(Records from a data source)
++++++

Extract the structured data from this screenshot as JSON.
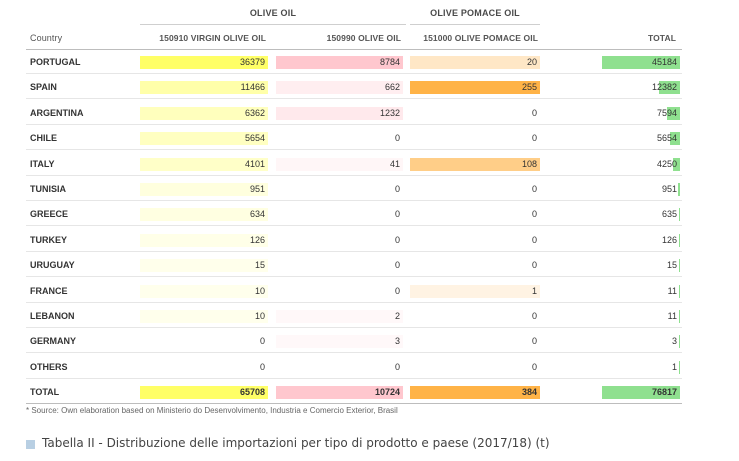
{
  "header": {
    "group_olive_oil": "OLIVE OIL",
    "group_pomace": "OLIVE POMACE OIL",
    "col_country": "Country",
    "col_virgin": "150910 VIRGIN OLIVE OIL",
    "col_olive": "150990 OLIVE OIL",
    "col_pomace": "151000 OLIVE POMACE OIL",
    "col_total": "TOTAL"
  },
  "rows": [
    {
      "country": "PORTUGAL",
      "virgin": 36379,
      "olive": 8784,
      "pomace": 20,
      "total": 45184
    },
    {
      "country": "SPAIN",
      "virgin": 11466,
      "olive": 662,
      "pomace": 255,
      "total": 12382
    },
    {
      "country": "ARGENTINA",
      "virgin": 6362,
      "olive": 1232,
      "pomace": 0,
      "total": 7594
    },
    {
      "country": "CHILE",
      "virgin": 5654,
      "olive": 0,
      "pomace": 0,
      "total": 5654
    },
    {
      "country": "ITALY",
      "virgin": 4101,
      "olive": 41,
      "pomace": 108,
      "total": 4250
    },
    {
      "country": "TUNISIA",
      "virgin": 951,
      "olive": 0,
      "pomace": 0,
      "total": 951
    },
    {
      "country": "GREECE",
      "virgin": 634,
      "olive": 0,
      "pomace": 0,
      "total": 635
    },
    {
      "country": "TURKEY",
      "virgin": 126,
      "olive": 0,
      "pomace": 0,
      "total": 126
    },
    {
      "country": "URUGUAY",
      "virgin": 15,
      "olive": 0,
      "pomace": 0,
      "total": 15
    },
    {
      "country": "FRANCE",
      "virgin": 10,
      "olive": 0,
      "pomace": 1,
      "total": 11
    },
    {
      "country": "LEBANON",
      "virgin": 10,
      "olive": 2,
      "pomace": 0,
      "total": 11
    },
    {
      "country": "GERMANY",
      "virgin": 0,
      "olive": 3,
      "pomace": 0,
      "total": 3
    },
    {
      "country": "OTHERS",
      "virgin": 0,
      "olive": 0,
      "pomace": 0,
      "total": 1
    }
  ],
  "totals": {
    "country": "TOTAL",
    "virgin": 65708,
    "olive": 10724,
    "pomace": 384,
    "total": 76817
  },
  "colors": {
    "virgin": "#ffff66",
    "olive": "#ffc7ce",
    "pomace": "#ffb347",
    "total": "#8fe08f"
  },
  "footnote": "* Source: Own elaboration based on Ministerio do Desenvolvimento, Industria e Comercio Exterior, Brasil",
  "caption": "Tabella II - Distribuzione delle importazioni per tipo di prodotto e paese (2017/18) (t)"
}
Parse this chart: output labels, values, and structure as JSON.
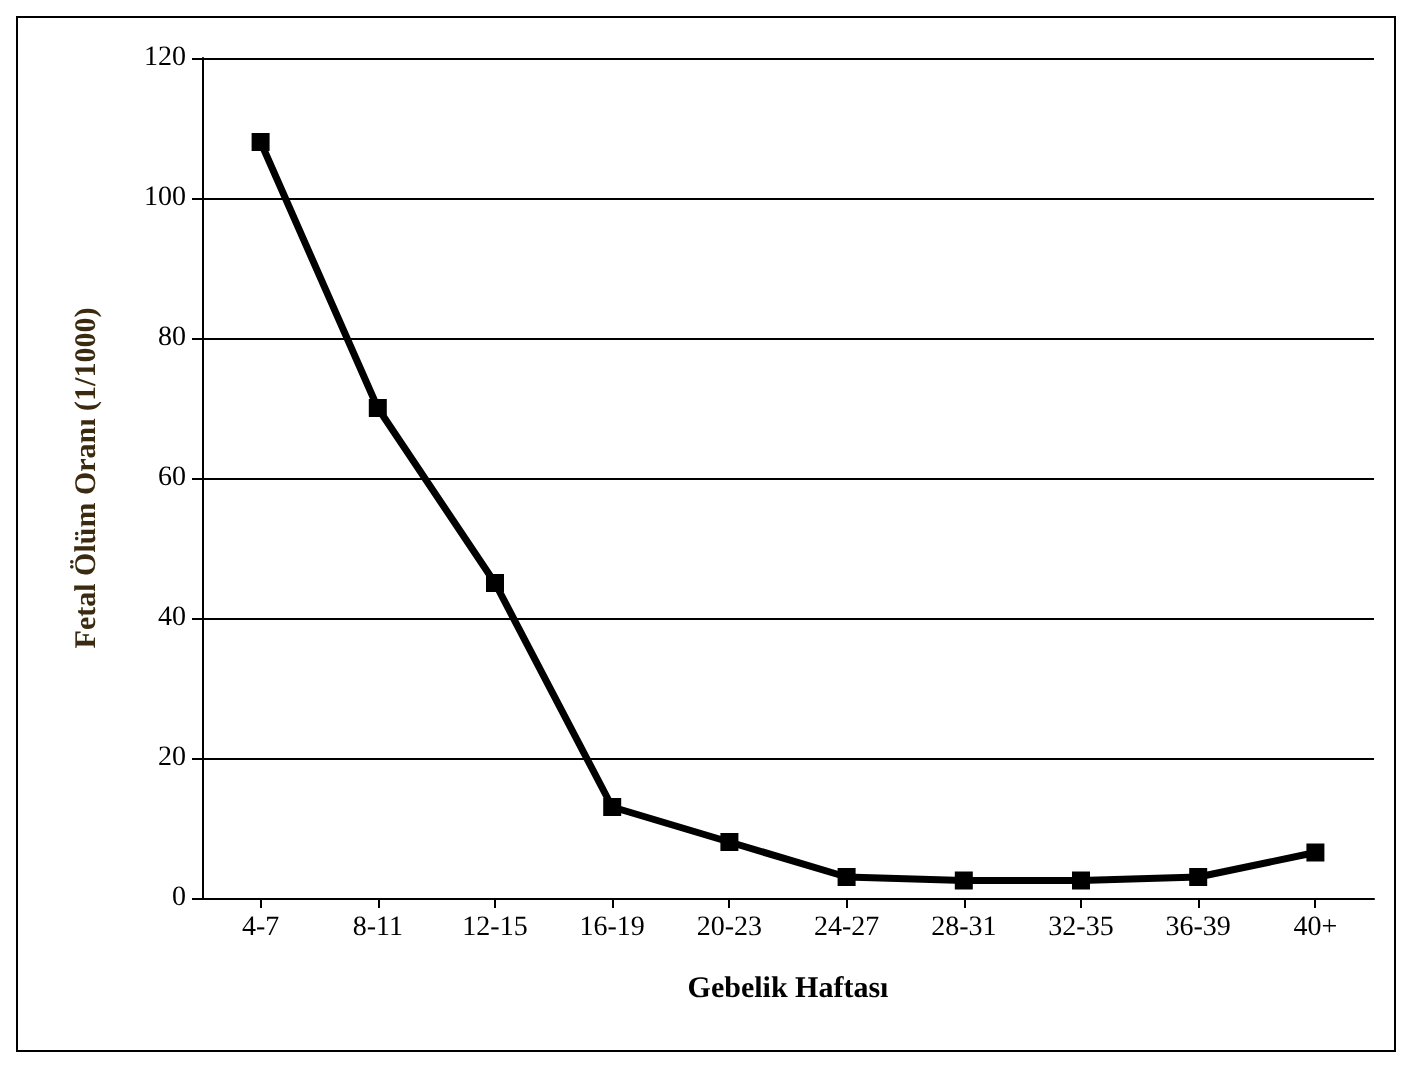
{
  "chart_data": {
    "type": "line",
    "xlabel": "Gebelik Haftası",
    "ylabel": "Fetal Ölüm Oranı (1/1000)",
    "categories": [
      "4-7",
      "8-11",
      "12-15",
      "16-19",
      "20-23",
      "24-27",
      "28-31",
      "32-35",
      "36-39",
      "40+"
    ],
    "series": [
      {
        "color": "#000000",
        "values": [
          108,
          70,
          45,
          13,
          8,
          3,
          2.5,
          2.5,
          3,
          6.5
        ]
      }
    ],
    "ylim": [
      0,
      120
    ],
    "yticks": [
      0,
      20,
      40,
      60,
      80,
      100,
      120
    ],
    "grid": "y",
    "marker": "square",
    "line_style": "solid"
  }
}
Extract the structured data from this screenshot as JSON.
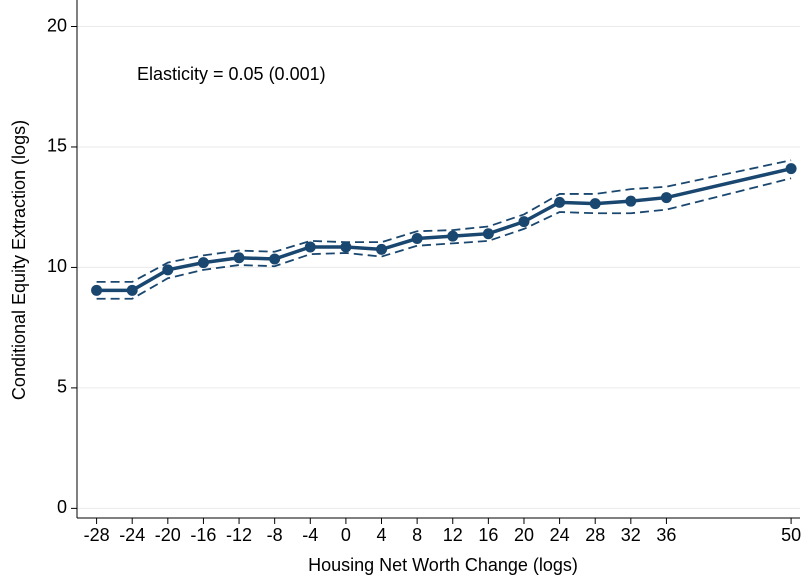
{
  "chart_data": {
    "type": "line",
    "x_label": "Housing Net Worth Change (logs)",
    "y_label": "Conditional Equity Extraction (logs)",
    "annotation": "Elasticity = 0.05 (0.001)",
    "x": [
      -28,
      -24,
      -20,
      -16,
      -12,
      -8,
      -4,
      0,
      4,
      8,
      12,
      16,
      20,
      24,
      28,
      32,
      36,
      50
    ],
    "series": [
      {
        "color": "#1a476f",
        "style": "solid",
        "markers": true,
        "values": [
          9.05,
          9.05,
          9.9,
          10.2,
          10.4,
          10.35,
          10.85,
          10.85,
          10.75,
          11.2,
          11.3,
          11.4,
          11.9,
          12.7,
          12.65,
          12.75,
          12.9,
          14.1
        ]
      },
      {
        "color": "#1a476f",
        "style": "dashed",
        "markers": false,
        "values": [
          9.4,
          9.4,
          10.2,
          10.5,
          10.7,
          10.65,
          11.1,
          11.05,
          11.05,
          11.5,
          11.55,
          11.7,
          12.2,
          13.05,
          13.05,
          13.25,
          13.35,
          14.45
        ]
      },
      {
        "color": "#1a476f",
        "style": "dashed",
        "markers": false,
        "values": [
          8.7,
          8.7,
          9.55,
          9.9,
          10.1,
          10.05,
          10.55,
          10.6,
          10.45,
          10.9,
          11.0,
          11.1,
          11.6,
          12.3,
          12.25,
          12.25,
          12.4,
          13.7
        ]
      }
    ],
    "xlim": [
      -30.2,
      51
    ],
    "xticks": [
      -28,
      -24,
      -20,
      -16,
      -12,
      -8,
      -4,
      0,
      4,
      8,
      12,
      16,
      20,
      24,
      28,
      32,
      36,
      50
    ],
    "ylim": [
      -0.4,
      21.1
    ],
    "yticks": [
      0,
      5,
      10,
      15,
      20
    ],
    "grid": true
  }
}
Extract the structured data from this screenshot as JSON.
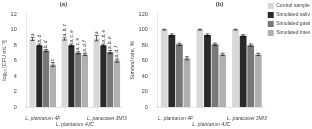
{
  "chart_data": [
    {
      "type": "bar",
      "title": "(a)",
      "ylabel": "log₁₀ [CFU mL⁻¹]",
      "categories": [
        "L. plantarum 4F",
        "L. plantarum 4JC",
        "L. paracasei 3MI3"
      ],
      "series": [
        {
          "color": "#d8d8d8",
          "values": [
            8.8,
            8.8,
            8.9
          ],
          "errors": [
            0.2,
            0.15,
            0.35
          ],
          "annotations": [
            "a",
            "a, b, c",
            "a"
          ]
        },
        {
          "color": "#2a2a2a",
          "values": [
            8.0,
            8.0,
            8.0
          ],
          "errors": [
            0.15,
            0.15,
            0.15
          ],
          "annotations": [
            "b, d",
            "a, c, e",
            "a, b, e"
          ]
        },
        {
          "color": "#787878",
          "values": [
            7.3,
            7.0,
            7.1
          ],
          "errors": [
            0.15,
            0.15,
            0.2
          ],
          "annotations": [
            "b, d",
            "a, c, e",
            "a, b, e"
          ]
        },
        {
          "color": "#b0b0b0",
          "values": [
            5.5,
            6.8,
            6.0
          ],
          "errors": [
            0.25,
            0.15,
            0.2
          ],
          "annotations": [
            "c",
            "a, d, f",
            "a, d, f"
          ]
        }
      ],
      "ylim": [
        0,
        12
      ],
      "yticks": [
        0,
        2,
        4,
        6,
        8,
        10,
        12
      ],
      "grid": false
    },
    {
      "type": "bar",
      "title": "(b)",
      "ylabel": "Survival rate, %",
      "categories": [
        "L. plantarum 4F",
        "L. plantarum 4JC",
        "L. paracasei 3MI3"
      ],
      "series": [
        {
          "name": "Control sample (PBS)",
          "color": "#d8d8d8",
          "values": [
            100,
            100,
            100
          ],
          "errors": [
            0.5,
            0.5,
            0.5
          ]
        },
        {
          "name": "Simulated saliva juice",
          "color": "#2a2a2a",
          "values": [
            93,
            93,
            92
          ],
          "errors": [
            1.5,
            1.5,
            1.5
          ]
        },
        {
          "name": "Simulated gastric juice",
          "color": "#787878",
          "values": [
            81,
            81,
            80
          ],
          "errors": [
            1.5,
            1.5,
            1.5
          ]
        },
        {
          "name": "Simulated intestine juice",
          "color": "#b0b0b0",
          "values": [
            63,
            68,
            68
          ],
          "errors": [
            2.0,
            1.5,
            1.5
          ]
        }
      ],
      "ylim": [
        0,
        120
      ],
      "yticks": [
        0,
        20,
        40,
        60,
        80,
        100,
        120
      ],
      "grid": false,
      "legend": "upper right"
    }
  ]
}
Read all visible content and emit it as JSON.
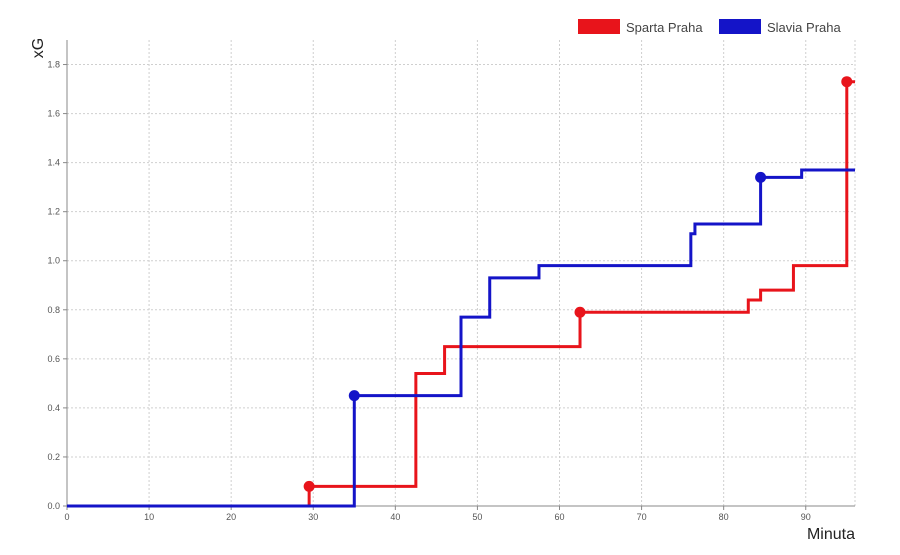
{
  "chart_data": {
    "type": "line",
    "step": true,
    "title": "",
    "xlabel": "Minuta",
    "ylabel": "xG",
    "xlim": [
      0,
      96
    ],
    "ylim": [
      0,
      1.9
    ],
    "xticks": [
      0,
      10,
      20,
      30,
      40,
      50,
      60,
      70,
      80,
      90
    ],
    "yticks": [
      0.0,
      0.2,
      0.4,
      0.6,
      0.8,
      1.0,
      1.2,
      1.4,
      1.6,
      1.8
    ],
    "x_tick_labels": [
      "0",
      "10",
      "20",
      "30",
      "40",
      "50",
      "60",
      "70",
      "80",
      "90"
    ],
    "y_tick_labels": [
      "0.0",
      "0.2",
      "0.4",
      "0.6",
      "0.8",
      "1.0",
      "1.2",
      "1.4",
      "1.6",
      "1.8"
    ],
    "grid": true,
    "legend_position": "top-right",
    "series": [
      {
        "name": "Sparta Praha",
        "color": "#e8141b",
        "x": [
          0,
          29.5,
          42.5,
          46,
          62.5,
          83,
          84.5,
          88.5,
          95
        ],
        "y": [
          0,
          0.08,
          0.54,
          0.65,
          0.79,
          0.84,
          0.88,
          0.98,
          1.73
        ],
        "end_x": 96,
        "markers": [
          {
            "x": 29.5,
            "y": 0.08
          },
          {
            "x": 62.5,
            "y": 0.79
          },
          {
            "x": 95,
            "y": 1.73
          }
        ]
      },
      {
        "name": "Slavia Praha",
        "color": "#1414c8",
        "x": [
          0,
          35,
          48,
          51.5,
          57.5,
          76,
          76.5,
          84.5,
          89.5
        ],
        "y": [
          0,
          0.45,
          0.77,
          0.93,
          0.98,
          1.11,
          1.15,
          1.34,
          1.37
        ],
        "end_x": 96,
        "markers": [
          {
            "x": 35,
            "y": 0.45
          },
          {
            "x": 84.5,
            "y": 1.34
          }
        ]
      }
    ]
  }
}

++++++

:: Given problem ::
Copy every line in the records above that contains the word "Praha".

:: Expected output ::
        "name": "Sparta Praha",
        "name": "Slavia Praha",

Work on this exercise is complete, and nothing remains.